◆ What needs to be done:
Convert the listing below into a JSON array of strings with one string per line, and omit any blank lines.

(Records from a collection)
___

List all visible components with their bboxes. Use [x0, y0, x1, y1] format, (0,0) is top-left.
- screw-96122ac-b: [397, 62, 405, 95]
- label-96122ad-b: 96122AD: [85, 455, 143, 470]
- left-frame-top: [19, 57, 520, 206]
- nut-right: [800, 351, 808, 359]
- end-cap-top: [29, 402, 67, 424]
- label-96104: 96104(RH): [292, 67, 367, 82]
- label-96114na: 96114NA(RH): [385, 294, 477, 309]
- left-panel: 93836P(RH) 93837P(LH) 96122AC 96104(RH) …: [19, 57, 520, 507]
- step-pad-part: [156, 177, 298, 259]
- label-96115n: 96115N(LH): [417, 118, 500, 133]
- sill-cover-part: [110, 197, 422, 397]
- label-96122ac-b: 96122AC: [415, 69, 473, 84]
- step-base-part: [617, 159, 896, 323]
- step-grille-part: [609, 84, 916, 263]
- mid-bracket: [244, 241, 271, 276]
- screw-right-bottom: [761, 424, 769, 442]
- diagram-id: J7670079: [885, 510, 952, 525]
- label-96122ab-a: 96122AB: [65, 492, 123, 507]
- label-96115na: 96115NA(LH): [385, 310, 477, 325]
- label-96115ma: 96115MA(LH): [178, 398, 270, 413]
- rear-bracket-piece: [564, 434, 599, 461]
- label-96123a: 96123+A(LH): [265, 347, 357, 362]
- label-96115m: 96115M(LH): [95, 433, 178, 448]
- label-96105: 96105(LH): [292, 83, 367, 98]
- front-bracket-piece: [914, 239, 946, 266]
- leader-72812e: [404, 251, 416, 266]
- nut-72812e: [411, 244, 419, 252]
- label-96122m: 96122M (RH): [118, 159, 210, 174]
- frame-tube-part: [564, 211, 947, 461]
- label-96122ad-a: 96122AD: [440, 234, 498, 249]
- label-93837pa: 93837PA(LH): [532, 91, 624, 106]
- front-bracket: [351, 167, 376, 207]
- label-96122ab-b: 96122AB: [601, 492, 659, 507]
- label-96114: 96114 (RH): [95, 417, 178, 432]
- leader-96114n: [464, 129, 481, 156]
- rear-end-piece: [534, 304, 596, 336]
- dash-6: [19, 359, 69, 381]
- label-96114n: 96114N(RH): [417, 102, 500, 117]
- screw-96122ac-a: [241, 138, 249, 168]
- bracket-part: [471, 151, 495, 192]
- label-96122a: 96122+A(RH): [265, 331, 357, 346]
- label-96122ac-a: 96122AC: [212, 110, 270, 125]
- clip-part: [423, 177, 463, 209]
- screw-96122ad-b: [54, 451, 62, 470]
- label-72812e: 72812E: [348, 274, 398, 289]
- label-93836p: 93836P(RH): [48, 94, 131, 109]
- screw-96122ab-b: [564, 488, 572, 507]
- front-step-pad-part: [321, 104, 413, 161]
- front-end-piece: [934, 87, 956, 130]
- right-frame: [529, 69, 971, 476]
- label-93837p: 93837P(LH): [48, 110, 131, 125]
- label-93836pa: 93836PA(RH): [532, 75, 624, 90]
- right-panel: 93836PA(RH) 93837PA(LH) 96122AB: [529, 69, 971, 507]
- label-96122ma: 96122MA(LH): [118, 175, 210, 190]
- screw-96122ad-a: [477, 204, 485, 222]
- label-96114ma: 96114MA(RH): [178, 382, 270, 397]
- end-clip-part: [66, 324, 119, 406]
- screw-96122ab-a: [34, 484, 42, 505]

___

◆ Answer to this problem:
[
  "List all visible components with their bboxes. Use [x0, y0, x1, y1] format, (0,0) is top-left.",
  "- screw-96122ac-b: [397, 62, 405, 95]",
  "- label-96122ad-b: 96122AD: [85, 455, 143, 470]",
  "- left-frame-top: [19, 57, 520, 206]",
  "- nut-right: [800, 351, 808, 359]",
  "- end-cap-top: [29, 402, 67, 424]",
  "- label-96104: 96104(RH): [292, 67, 367, 82]",
  "- label-96114na: 96114NA(RH): [385, 294, 477, 309]",
  "- left-panel: 93836P(RH) 93837P(LH) 96122AC 96104(RH) …: [19, 57, 520, 507]",
  "- step-pad-part: [156, 177, 298, 259]",
  "- label-96115n: 96115N(LH): [417, 118, 500, 133]",
  "- sill-cover-part: [110, 197, 422, 397]",
  "- label-96122ac-b: 96122AC: [415, 69, 473, 84]",
  "- step-base-part: [617, 159, 896, 323]",
  "- step-grille-part: [609, 84, 916, 263]",
  "- mid-bracket: [244, 241, 271, 276]",
  "- screw-right-bottom: [761, 424, 769, 442]",
  "- diagram-id: J7670079: [885, 510, 952, 525]",
  "- label-96122ab-a: 96122AB: [65, 492, 123, 507]",
  "- label-96115na: 96115NA(LH): [385, 310, 477, 325]",
  "- label-96115ma: 96115MA(LH): [178, 398, 270, 413]",
  "- rear-bracket-piece: [564, 434, 599, 461]",
  "- label-96123a: 96123+A(LH): [265, 347, 357, 362]",
  "- label-96115m: 96115M(LH): [95, 433, 178, 448]",
  "- label-96105: 96105(LH): [292, 83, 367, 98]",
  "- front-bracket-piece: [914, 239, 946, 266]",
  "- leader-72812e: [404, 251, 416, 266]",
  "- nut-72812e: [411, 244, 419, 252]",
  "- label-96122m: 96122M (RH): [118, 159, 210, 174]",
  "- frame-tube-part: [564, 211, 947, 461]",
  "- label-96122ad-a: 96122AD: [440, 234, 498, 249]",
  "- label-93837pa: 93837PA(LH): [532, 91, 624, 106]",
  "- front-bracket: [351, 167, 376, 207]",
  "- label-96122ab-b: 96122AB: [601, 492, 659, 507]",
  "- label-96114: 96114 (RH): [95, 417, 178, 432]",
  "- leader-96114n: [464, 129, 481, 156]",
  "- rear-end-piece: [534, 304, 596, 336]",
  "- dash-6: [19, 359, 69, 381]",
  "- label-96114n: 96114N(RH): [417, 102, 500, 117]",
  "- screw-96122ac-a: [241, 138, 249, 168]",
  "- bracket-part: [471, 151, 495, 192]",
  "- label-96122a: 96122+A(RH): [265, 331, 357, 346]",
  "- label-96122ac-a: 96122AC: [212, 110, 270, 125]",
  "- clip-part: [423, 177, 463, 209]",
  "- screw-96122ad-b: [54, 451, 62, 470]",
  "- label-72812e: 72812E: [348, 274, 398, 289]",
  "- label-93836p: 93836P(RH): [48, 94, 131, 109]",
  "- screw-96122ab-b: [564, 488, 572, 507]",
  "- front-step-pad-part: [321, 104, 413, 161]",
  "- front-end-piece: [934, 87, 956, 130]",
  "- right-frame: [529, 69, 971, 476]",
  "- label-93837p: 93837P(LH): [48, 110, 131, 125]",
  "- label-93836pa: 93836PA(RH): [532, 75, 624, 90]",
  "- right-panel: 93836PA(RH) 93837PA(LH) 96122AB: [529, 69, 971, 507]",
  "- label-96122ma: 96122MA(LH): [118, 175, 210, 190]",
  "- screw-96122ad-a: [477, 204, 485, 222]",
  "- label-96114ma: 96114MA(RH): [178, 382, 270, 397]",
  "- end-clip-part: [66, 324, 119, 406]",
  "- screw-96122ab-a: [34, 484, 42, 505]"
]